[Dataset extract start]

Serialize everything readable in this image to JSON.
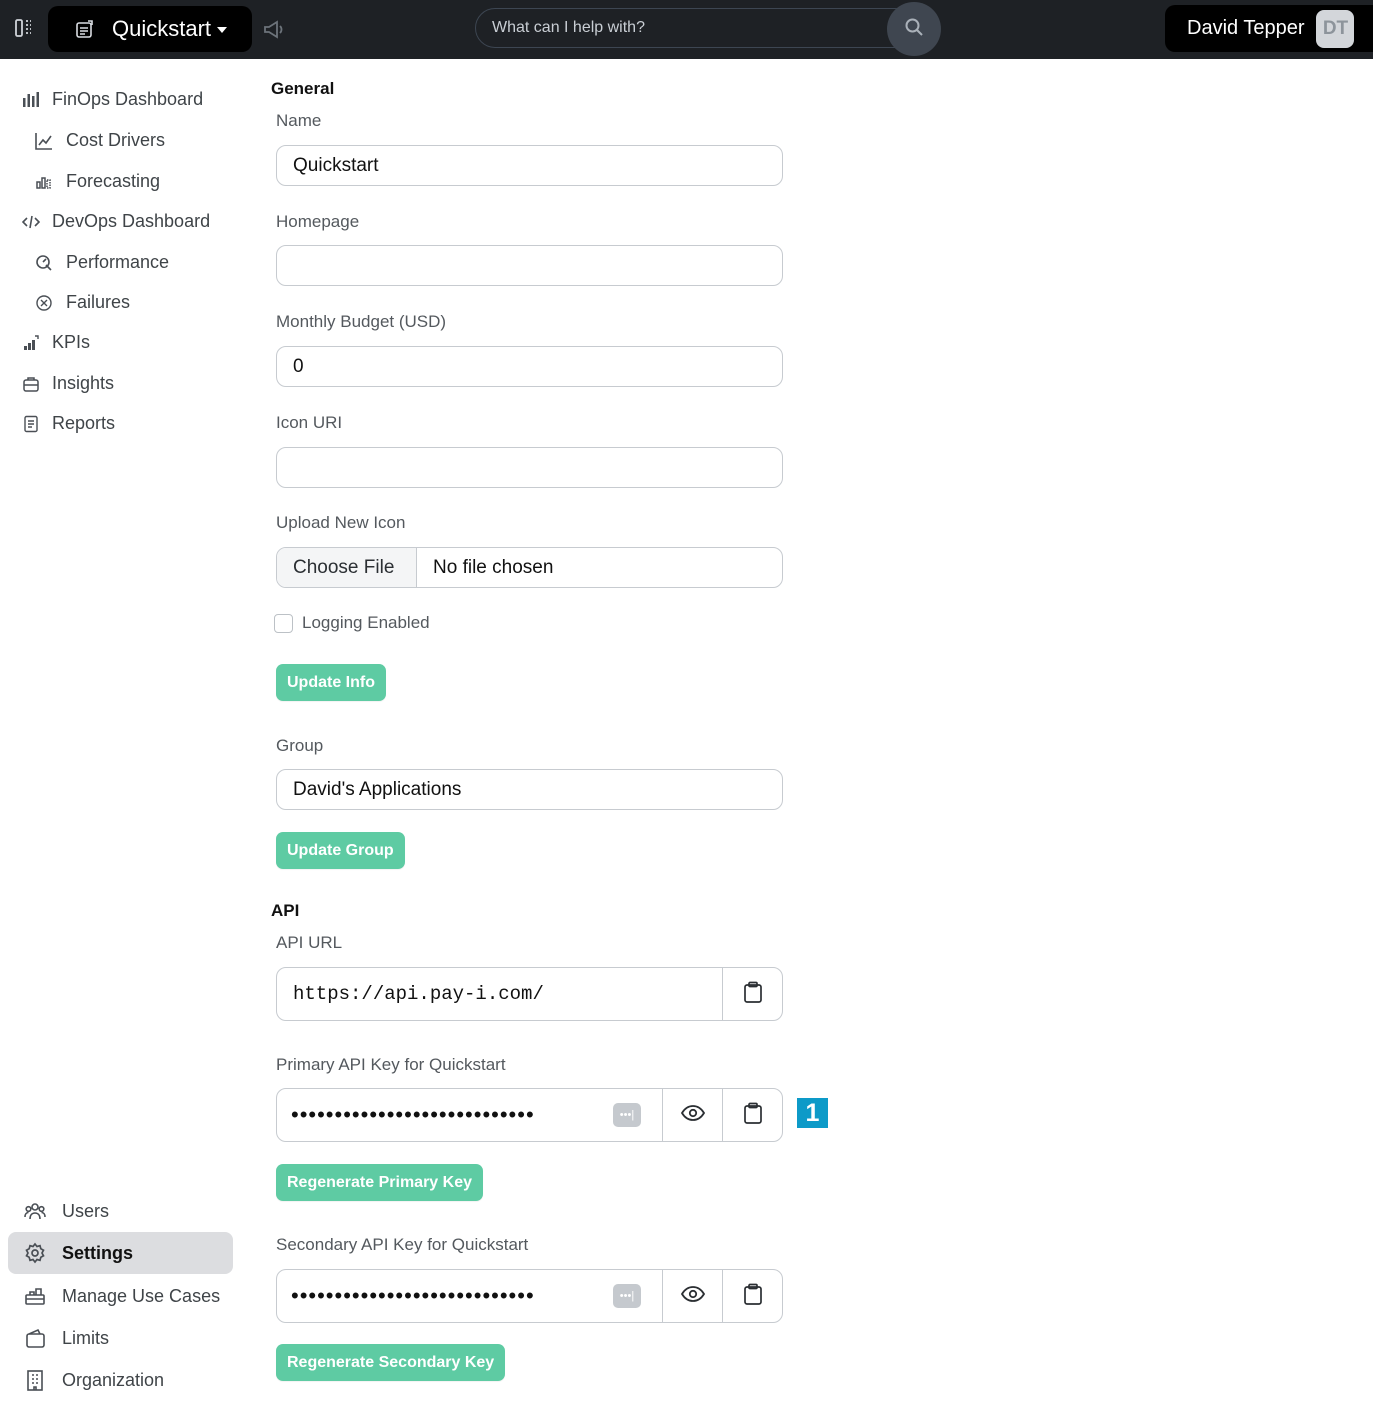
{
  "header": {
    "app_name": "Quickstart",
    "search_placeholder": "What can I help with?",
    "user_name": "David Tepper",
    "user_initials": "DT"
  },
  "sidebar": {
    "items": [
      {
        "label": "FinOps Dashboard",
        "icon": "bar-chart-icon"
      },
      {
        "label": "Cost Drivers",
        "icon": "line-chart-icon"
      },
      {
        "label": "Forecasting",
        "icon": "forecast-chart-icon"
      },
      {
        "label": "DevOps Dashboard",
        "icon": "code-icon"
      },
      {
        "label": "Performance",
        "icon": "speedometer-icon"
      },
      {
        "label": "Failures",
        "icon": "x-circle-icon"
      },
      {
        "label": "KPIs",
        "icon": "kpi-icon"
      },
      {
        "label": "Insights",
        "icon": "insights-icon"
      },
      {
        "label": "Reports",
        "icon": "document-icon"
      }
    ],
    "bottom_items": [
      {
        "label": "Users",
        "icon": "users-icon"
      },
      {
        "label": "Settings",
        "icon": "gear-icon",
        "active": true
      },
      {
        "label": "Manage Use Cases",
        "icon": "use-cases-icon"
      },
      {
        "label": "Limits",
        "icon": "wallet-icon"
      },
      {
        "label": "Organization",
        "icon": "building-icon"
      }
    ]
  },
  "general": {
    "title": "General",
    "name_label": "Name",
    "name_value": "Quickstart",
    "homepage_label": "Homepage",
    "homepage_value": "",
    "budget_label": "Monthly Budget (USD)",
    "budget_value": "0",
    "icon_uri_label": "Icon URI",
    "icon_uri_value": "",
    "upload_label": "Upload New Icon",
    "choose_file": "Choose File",
    "file_status": "No file chosen",
    "logging_label": "Logging Enabled",
    "logging_enabled": false,
    "update_info": "Update Info",
    "group_label": "Group",
    "group_value": "David's Applications",
    "update_group": "Update Group"
  },
  "api": {
    "title": "API",
    "url_label": "API URL",
    "url_value": "https://api.pay-i.com/",
    "primary_label": "Primary API Key for Quickstart",
    "primary_masked": "••••••••••••••••••••••••••••",
    "regen_primary": "Regenerate Primary Key",
    "secondary_label": "Secondary API Key for Quickstart",
    "secondary_masked": "••••••••••••••••••••••••••••",
    "regen_secondary": "Regenerate Secondary Key",
    "marker_number": "1"
  },
  "colors": {
    "topbar": "#1e2125",
    "accent_green": "#5ecba3",
    "marker_blue": "#0d9ac8",
    "active_nav": "#dcdde0"
  }
}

[Dataset extract end]

*Set exercise:*
Find the string "Update" in the records, then copy each line where it occurs.

*Solved problem:*
    "update_info": "Update Info",
    "update_group": "Update Group"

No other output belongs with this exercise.